Set problem -
Write out every line of the material as it stands, apart from the pictures.

start Provided information

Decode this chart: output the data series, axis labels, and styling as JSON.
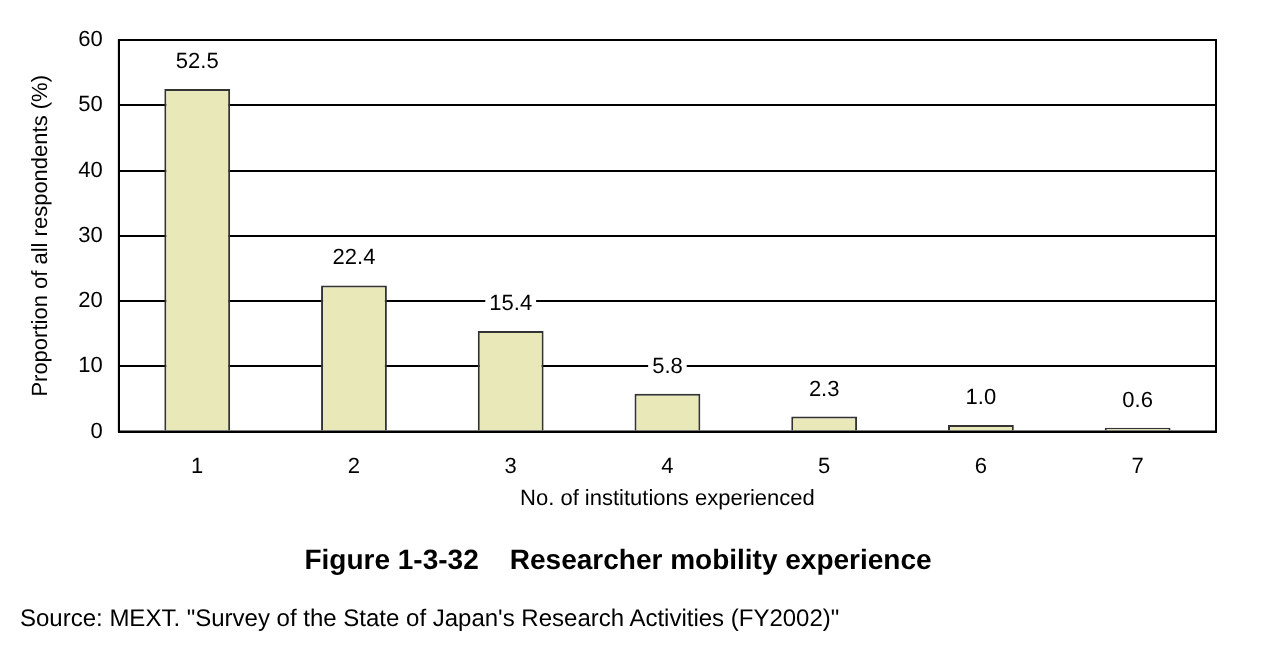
{
  "chart_data": {
    "type": "bar",
    "title": "Figure 1-3-32    Researcher mobility experience",
    "xlabel": "No. of institutions experienced",
    "ylabel": "Proportion of all respondents (%)",
    "categories": [
      "1",
      "2",
      "3",
      "4",
      "5",
      "6",
      "7"
    ],
    "values": [
      52.5,
      22.4,
      15.4,
      5.8,
      2.3,
      1.0,
      0.6
    ],
    "value_labels": [
      "52.5",
      "22.4",
      "15.4",
      "5.8",
      "2.3",
      "1.0",
      "0.6"
    ],
    "color": "#e8e8b8",
    "ylim": [
      0,
      60
    ],
    "yticks": [
      0,
      10,
      20,
      30,
      40,
      50,
      60
    ],
    "grid": "y",
    "legend": false,
    "annotations": [
      "Source: MEXT. \"Survey of the State of Japan's Research Activities (FY2002)\""
    ]
  }
}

end Provided information

Response -
Decode this chart: output the data series, axis labels, and styling as JSON.
{
  "chart_data": {
    "type": "bar",
    "title": "Figure 1-3-32    Researcher mobility experience",
    "xlabel": "No. of institutions experienced",
    "ylabel": "Proportion of all respondents (%)",
    "categories": [
      "1",
      "2",
      "3",
      "4",
      "5",
      "6",
      "7"
    ],
    "values": [
      52.5,
      22.4,
      15.4,
      5.8,
      2.3,
      1.0,
      0.6
    ],
    "value_labels": [
      "52.5",
      "22.4",
      "15.4",
      "5.8",
      "2.3",
      "1.0",
      "0.6"
    ],
    "color": "#e8e8b8",
    "ylim": [
      0,
      60
    ],
    "yticks": [
      0,
      10,
      20,
      30,
      40,
      50,
      60
    ],
    "grid": "y",
    "legend": false,
    "annotations": [
      "Source: MEXT. \"Survey of the State of Japan's Research Activities (FY2002)\""
    ]
  }
}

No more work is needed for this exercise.